**Rows:**
==============================
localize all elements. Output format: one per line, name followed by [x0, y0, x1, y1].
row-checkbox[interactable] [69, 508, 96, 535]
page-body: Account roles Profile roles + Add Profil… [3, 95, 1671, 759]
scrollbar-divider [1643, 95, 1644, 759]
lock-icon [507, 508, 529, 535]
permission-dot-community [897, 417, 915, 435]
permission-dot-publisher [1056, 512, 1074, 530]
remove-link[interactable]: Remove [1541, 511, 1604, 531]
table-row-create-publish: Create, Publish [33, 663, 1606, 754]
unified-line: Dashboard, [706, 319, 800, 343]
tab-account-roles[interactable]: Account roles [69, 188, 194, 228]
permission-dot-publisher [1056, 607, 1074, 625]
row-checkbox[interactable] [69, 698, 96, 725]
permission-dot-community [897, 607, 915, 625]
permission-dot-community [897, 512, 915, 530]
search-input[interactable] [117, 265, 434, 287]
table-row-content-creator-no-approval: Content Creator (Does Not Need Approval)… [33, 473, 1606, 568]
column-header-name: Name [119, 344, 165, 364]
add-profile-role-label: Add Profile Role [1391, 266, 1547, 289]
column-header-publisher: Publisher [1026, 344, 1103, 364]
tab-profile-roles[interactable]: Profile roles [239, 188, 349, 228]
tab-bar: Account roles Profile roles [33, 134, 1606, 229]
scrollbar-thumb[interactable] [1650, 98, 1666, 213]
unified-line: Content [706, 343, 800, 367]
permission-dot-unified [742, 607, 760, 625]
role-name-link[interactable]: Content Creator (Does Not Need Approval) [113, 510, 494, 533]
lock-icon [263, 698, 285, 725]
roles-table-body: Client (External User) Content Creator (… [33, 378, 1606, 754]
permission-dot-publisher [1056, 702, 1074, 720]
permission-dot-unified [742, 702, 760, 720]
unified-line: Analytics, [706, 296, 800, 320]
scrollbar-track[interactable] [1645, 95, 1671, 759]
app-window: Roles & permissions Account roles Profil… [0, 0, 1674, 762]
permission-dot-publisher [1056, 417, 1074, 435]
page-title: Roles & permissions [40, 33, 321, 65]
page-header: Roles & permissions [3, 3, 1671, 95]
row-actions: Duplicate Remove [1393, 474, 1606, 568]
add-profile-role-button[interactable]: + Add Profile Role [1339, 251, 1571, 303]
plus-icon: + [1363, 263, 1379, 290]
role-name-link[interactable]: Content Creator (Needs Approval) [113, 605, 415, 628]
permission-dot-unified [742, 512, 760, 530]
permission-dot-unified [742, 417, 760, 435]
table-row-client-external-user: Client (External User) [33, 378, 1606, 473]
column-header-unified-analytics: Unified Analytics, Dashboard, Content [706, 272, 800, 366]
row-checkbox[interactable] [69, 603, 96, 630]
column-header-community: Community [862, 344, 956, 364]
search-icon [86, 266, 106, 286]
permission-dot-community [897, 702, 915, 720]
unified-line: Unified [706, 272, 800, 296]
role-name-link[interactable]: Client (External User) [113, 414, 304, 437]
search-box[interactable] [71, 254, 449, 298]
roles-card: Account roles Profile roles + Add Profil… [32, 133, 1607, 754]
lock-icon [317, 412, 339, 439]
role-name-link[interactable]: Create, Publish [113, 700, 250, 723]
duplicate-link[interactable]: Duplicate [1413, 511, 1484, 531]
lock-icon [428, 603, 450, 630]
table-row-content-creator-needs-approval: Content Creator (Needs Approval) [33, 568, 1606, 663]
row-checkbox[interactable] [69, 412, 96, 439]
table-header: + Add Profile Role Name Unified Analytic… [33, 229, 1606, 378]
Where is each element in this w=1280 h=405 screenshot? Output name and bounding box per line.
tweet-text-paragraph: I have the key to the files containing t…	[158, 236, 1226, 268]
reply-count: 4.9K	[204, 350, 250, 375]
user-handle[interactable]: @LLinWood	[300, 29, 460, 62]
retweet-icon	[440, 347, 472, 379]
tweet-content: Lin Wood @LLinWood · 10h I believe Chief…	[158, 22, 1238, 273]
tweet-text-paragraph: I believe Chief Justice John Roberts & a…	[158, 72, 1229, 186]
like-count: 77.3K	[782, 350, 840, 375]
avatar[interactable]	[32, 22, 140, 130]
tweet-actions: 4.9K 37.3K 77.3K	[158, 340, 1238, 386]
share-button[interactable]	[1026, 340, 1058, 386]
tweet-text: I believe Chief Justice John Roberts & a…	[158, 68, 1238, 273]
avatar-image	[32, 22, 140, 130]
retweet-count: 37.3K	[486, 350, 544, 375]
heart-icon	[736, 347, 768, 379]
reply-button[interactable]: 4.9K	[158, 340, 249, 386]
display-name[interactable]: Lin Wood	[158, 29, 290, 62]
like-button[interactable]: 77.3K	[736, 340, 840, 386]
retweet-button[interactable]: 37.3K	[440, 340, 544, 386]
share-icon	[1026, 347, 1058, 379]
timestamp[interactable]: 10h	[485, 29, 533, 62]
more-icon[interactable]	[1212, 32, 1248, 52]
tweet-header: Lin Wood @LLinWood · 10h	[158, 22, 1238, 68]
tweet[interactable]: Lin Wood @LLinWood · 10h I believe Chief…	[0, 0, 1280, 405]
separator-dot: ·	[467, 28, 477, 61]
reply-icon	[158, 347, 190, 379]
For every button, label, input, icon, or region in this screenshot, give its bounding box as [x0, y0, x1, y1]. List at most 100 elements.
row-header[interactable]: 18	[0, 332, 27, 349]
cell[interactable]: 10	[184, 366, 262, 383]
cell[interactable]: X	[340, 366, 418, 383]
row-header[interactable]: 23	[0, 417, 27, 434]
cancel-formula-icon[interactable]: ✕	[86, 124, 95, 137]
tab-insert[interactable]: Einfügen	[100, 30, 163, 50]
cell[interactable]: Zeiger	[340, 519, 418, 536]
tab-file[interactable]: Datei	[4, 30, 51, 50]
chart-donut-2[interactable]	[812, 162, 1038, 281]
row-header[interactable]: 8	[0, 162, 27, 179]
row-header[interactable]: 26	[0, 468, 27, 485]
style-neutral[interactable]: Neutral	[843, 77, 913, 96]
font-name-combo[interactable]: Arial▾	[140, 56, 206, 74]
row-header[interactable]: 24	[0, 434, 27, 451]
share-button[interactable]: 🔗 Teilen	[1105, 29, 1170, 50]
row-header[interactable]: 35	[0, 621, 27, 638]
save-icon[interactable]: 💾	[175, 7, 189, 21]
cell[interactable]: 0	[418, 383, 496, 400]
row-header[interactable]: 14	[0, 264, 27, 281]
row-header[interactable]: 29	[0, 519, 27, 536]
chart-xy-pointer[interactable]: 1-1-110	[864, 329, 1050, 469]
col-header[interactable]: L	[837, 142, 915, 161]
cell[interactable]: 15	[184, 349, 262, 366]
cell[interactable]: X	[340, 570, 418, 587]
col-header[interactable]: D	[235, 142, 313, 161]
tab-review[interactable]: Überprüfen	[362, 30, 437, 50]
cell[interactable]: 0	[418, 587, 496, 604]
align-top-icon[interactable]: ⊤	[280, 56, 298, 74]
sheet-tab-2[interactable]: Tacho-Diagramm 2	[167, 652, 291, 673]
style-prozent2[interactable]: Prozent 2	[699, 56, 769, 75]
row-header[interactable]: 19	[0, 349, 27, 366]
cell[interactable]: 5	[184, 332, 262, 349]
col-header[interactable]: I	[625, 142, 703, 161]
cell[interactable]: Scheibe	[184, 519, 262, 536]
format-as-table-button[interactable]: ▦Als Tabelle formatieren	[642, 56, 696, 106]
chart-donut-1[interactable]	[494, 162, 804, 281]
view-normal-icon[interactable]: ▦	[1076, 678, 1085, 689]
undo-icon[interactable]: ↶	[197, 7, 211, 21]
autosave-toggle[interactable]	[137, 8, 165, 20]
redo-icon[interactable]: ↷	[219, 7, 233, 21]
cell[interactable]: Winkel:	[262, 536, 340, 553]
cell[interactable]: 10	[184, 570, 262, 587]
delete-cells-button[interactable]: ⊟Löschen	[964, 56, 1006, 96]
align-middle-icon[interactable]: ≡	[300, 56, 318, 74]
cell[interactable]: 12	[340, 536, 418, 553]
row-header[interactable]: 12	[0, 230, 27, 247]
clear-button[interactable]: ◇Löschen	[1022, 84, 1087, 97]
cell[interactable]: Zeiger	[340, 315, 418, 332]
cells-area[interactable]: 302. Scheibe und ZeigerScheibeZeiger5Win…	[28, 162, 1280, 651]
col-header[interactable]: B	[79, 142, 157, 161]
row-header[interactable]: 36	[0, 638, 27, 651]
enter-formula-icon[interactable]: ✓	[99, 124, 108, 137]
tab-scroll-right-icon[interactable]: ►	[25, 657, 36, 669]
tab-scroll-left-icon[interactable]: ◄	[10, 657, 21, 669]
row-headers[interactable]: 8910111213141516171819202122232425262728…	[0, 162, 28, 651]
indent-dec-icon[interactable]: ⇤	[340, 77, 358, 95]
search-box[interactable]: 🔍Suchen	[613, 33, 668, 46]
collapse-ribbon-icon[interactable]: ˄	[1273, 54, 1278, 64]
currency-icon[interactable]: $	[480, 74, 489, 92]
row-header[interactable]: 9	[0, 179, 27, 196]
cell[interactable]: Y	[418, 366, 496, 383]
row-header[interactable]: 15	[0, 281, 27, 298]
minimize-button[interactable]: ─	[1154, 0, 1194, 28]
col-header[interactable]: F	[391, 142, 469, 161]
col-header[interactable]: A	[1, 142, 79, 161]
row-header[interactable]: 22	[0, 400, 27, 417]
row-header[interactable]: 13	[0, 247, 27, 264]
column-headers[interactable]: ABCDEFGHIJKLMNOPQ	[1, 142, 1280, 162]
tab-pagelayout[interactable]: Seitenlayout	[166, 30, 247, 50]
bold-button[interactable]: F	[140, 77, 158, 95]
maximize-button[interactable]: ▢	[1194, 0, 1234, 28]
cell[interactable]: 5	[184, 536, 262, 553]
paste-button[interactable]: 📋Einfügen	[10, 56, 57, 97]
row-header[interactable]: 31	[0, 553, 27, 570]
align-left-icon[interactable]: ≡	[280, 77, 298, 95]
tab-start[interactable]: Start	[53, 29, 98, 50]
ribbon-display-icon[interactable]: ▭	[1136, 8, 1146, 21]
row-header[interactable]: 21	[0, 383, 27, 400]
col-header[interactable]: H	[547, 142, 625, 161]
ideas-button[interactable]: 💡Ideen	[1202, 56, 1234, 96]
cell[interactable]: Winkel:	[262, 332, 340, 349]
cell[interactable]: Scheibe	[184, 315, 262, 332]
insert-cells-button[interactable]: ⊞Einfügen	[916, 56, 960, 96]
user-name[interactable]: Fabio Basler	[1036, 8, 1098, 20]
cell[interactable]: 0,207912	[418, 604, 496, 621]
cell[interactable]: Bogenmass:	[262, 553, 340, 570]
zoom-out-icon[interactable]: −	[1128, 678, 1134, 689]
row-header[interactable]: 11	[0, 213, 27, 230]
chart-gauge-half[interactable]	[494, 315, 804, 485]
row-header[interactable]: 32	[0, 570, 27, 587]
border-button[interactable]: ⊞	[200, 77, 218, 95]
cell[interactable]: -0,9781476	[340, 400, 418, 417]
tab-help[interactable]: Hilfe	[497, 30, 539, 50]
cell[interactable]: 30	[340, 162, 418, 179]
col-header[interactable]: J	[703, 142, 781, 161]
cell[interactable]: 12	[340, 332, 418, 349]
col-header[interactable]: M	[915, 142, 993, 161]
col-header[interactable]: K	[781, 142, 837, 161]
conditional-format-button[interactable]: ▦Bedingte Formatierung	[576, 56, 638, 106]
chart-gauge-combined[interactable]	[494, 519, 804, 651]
==============================
**What you need to do:** Copy the records exactly, beginning at the start of the records and stopping after the line that contains "permission-dot-publisher [1056, 512, 1074, 530]", including both ends.

**Solution to this problem:**
localize all elements. Output format: one per line, name followed by [x0, y0, x1, y1].
row-checkbox[interactable] [69, 508, 96, 535]
page-body: Account roles Profile roles + Add Profil… [3, 95, 1671, 759]
scrollbar-divider [1643, 95, 1644, 759]
lock-icon [507, 508, 529, 535]
permission-dot-community [897, 417, 915, 435]
permission-dot-publisher [1056, 512, 1074, 530]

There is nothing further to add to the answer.